== Task objective ==
The records below hold pictures; please leave those out and retype the rest exactly.

== Data provided ==

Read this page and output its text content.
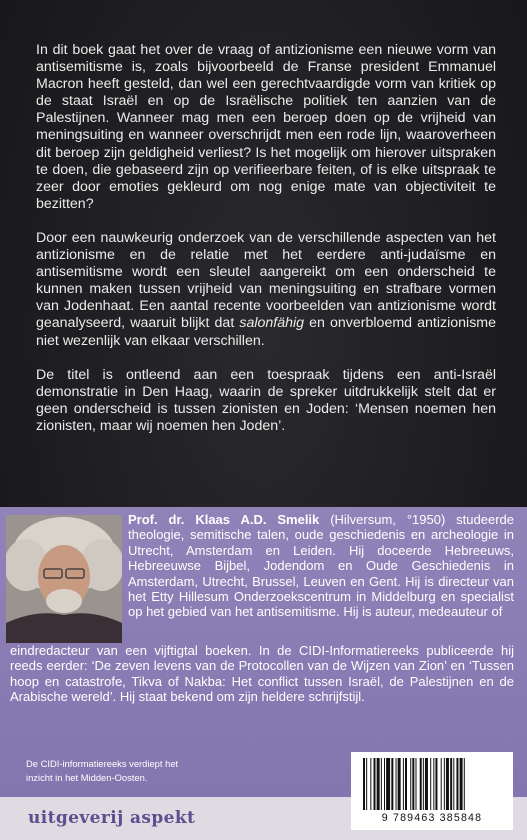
In dit boek gaat het over de vraag of antizionisme een nieuwe vorm van antisemitisme is, zoals bijvoorbeeld de Franse president Emmanuel Macron heeft gesteld, dan wel een gerechtvaardigde vorm van kritiek op de staat Israël en op de Israëlische politiek ten aanzien van de Palestijnen. Wanneer mag men een beroep doen op de vrijheid van meningsuiting en wanneer overschrijdt men een rode lijn, waaroverheen dit beroep zijn geldigheid verliest? Is het mogelijk om hierover uitspraken te doen, die gebaseerd zijn op verifieerbare feiten, of is elke uitspraak te zeer door emoties gekleurd om nog enige mate van objectiviteit te bezitten?

Door een nauwkeurig onderzoek van de verschillende aspecten van het antizionisme en de relatie met het eerdere anti-judaïsme en antisemitisme wordt een sleutel aangereikt om een onderscheid te kunnen maken tussen vrijheid van meningsuiting en strafbare vormen van Jodenhaat. Een aantal recente voorbeelden van antizionisme wordt geanalyseerd, waaruit blijkt dat salonfähig en onverbloemd antizionisme niet wezenlijk van elkaar verschillen.

De titel is ontleend aan een toespraak tijdens een anti-Israël demonstratie in Den Haag, waarin de spreker uitdrukkelijk stelt dat er geen onderscheid is tussen zionisten en Joden: ‘Mensen noemen hen zionisten, maar wij noemen hen Joden’.

Prof. dr. Klaas A.D. Smelik (Hilversum, °1950) studeerde theologie, semitische talen, oude geschiedenis en archeologie in Utrecht, Amsterdam en Leiden. Hij doceerde Hebreeuws, Hebreeuwse Bijbel, Jodendom en Oude Geschiedenis in Amsterdam, Utrecht, Brussel, Leuven en Gent. Hij is directeur van het Etty Hillesum Onderzoekscentrum in Middelburg en specialist op het gebied van het antisemitisme. Hij is auteur, medeauteur of
eindredacteur van een vijftigtal boeken. In de CIDI-Informatiereeks publiceerde hij reeds eerder: ‘De zeven levens van de Protocollen van de Wijzen van Zion’ en ‘Tussen hoop en catastrofe, Tikva of Nakba: Het conflict tussen Israël, de Palestijnen en de Arabische wereld’. Hij staat bekend om zijn heldere schrijfstijl.
De CIDI-informatiereeks verdiept het
inzicht in het Midden-Oosten.
uitgeverij aspekt	9 789463 385848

== Exercise answer ==
Read this page and output its text content.
In dit boek gaat het over de vraag of antizionisme een nieuwe vorm van antisemitisme is, zoals bijvoorbeeld de Franse president Emmanuel Macron heeft gesteld, dan wel een gerechtvaardigde vorm van kritiek op de staat Israël en op de Israëlische politiek ten aanzien van de Palestijnen. Wanneer mag men een beroep doen op de vrijheid van meningsuiting en wanneer overschrijdt men een rode lijn, waaroverheen dit beroep zijn geldigheid verliest? Is het mogelijk om hierover uitspraken te doen, die gebaseerd zijn op verifieerbare feiten, of is elke uitspraak te zeer door emoties gekleurd om nog enige mate van objectiviteit te bezitten?

Door een nauwkeurig onderzoek van de verschillende aspecten van het antizionisme en de relatie met het eerdere anti-judaïsme en antisemitisme wordt een sleutel aangereikt om een onderscheid te kunnen maken tussen vrijheid van meningsuiting en strafbare vormen van Jodenhaat. Een aantal recente voorbeelden van antizionisme wordt geanalyseerd, waaruit blijkt dat salonfähig en onverbloemd antizionisme niet wezenlijk van elkaar verschillen.

De titel is ontleend aan een toespraak tijdens een anti-Israël demonstratie in Den Haag, waarin de spreker uitdrukkelijk stelt dat er geen onderscheid is tussen zionisten en Joden: ‘Mensen noemen hen zionisten, maar wij noemen hen Joden’.

Prof. dr. Klaas A.D. Smelik (Hilversum, °1950) studeerde theologie, semitische talen, oude geschiedenis en archeologie in Utrecht, Amsterdam en Leiden. Hij doceerde Hebreeuws, Hebreeuwse Bijbel, Jodendom en Oude Geschiedenis in Amsterdam, Utrecht, Brussel, Leuven en Gent. Hij is directeur van het Etty Hillesum Onderzoekscentrum in Middelburg en specialist op het gebied van het antisemitisme. Hij is auteur, medeauteur of
eindredacteur van een vijftigtal boeken. In de CIDI-Informatiereeks publiceerde hij reeds eerder: ‘De zeven levens van de Protocollen van de Wijzen van Zion’ en ‘Tussen hoop en catastrofe, Tikva of Nakba: Het conflict tussen Israël, de Palestijnen en de Arabische wereld’. Hij staat bekend om zijn heldere schrijfstijl.
De CIDI-informatiereeks verdiept het
inzicht in het Midden-Oosten.
uitgeverij aspekt	9 789463 385848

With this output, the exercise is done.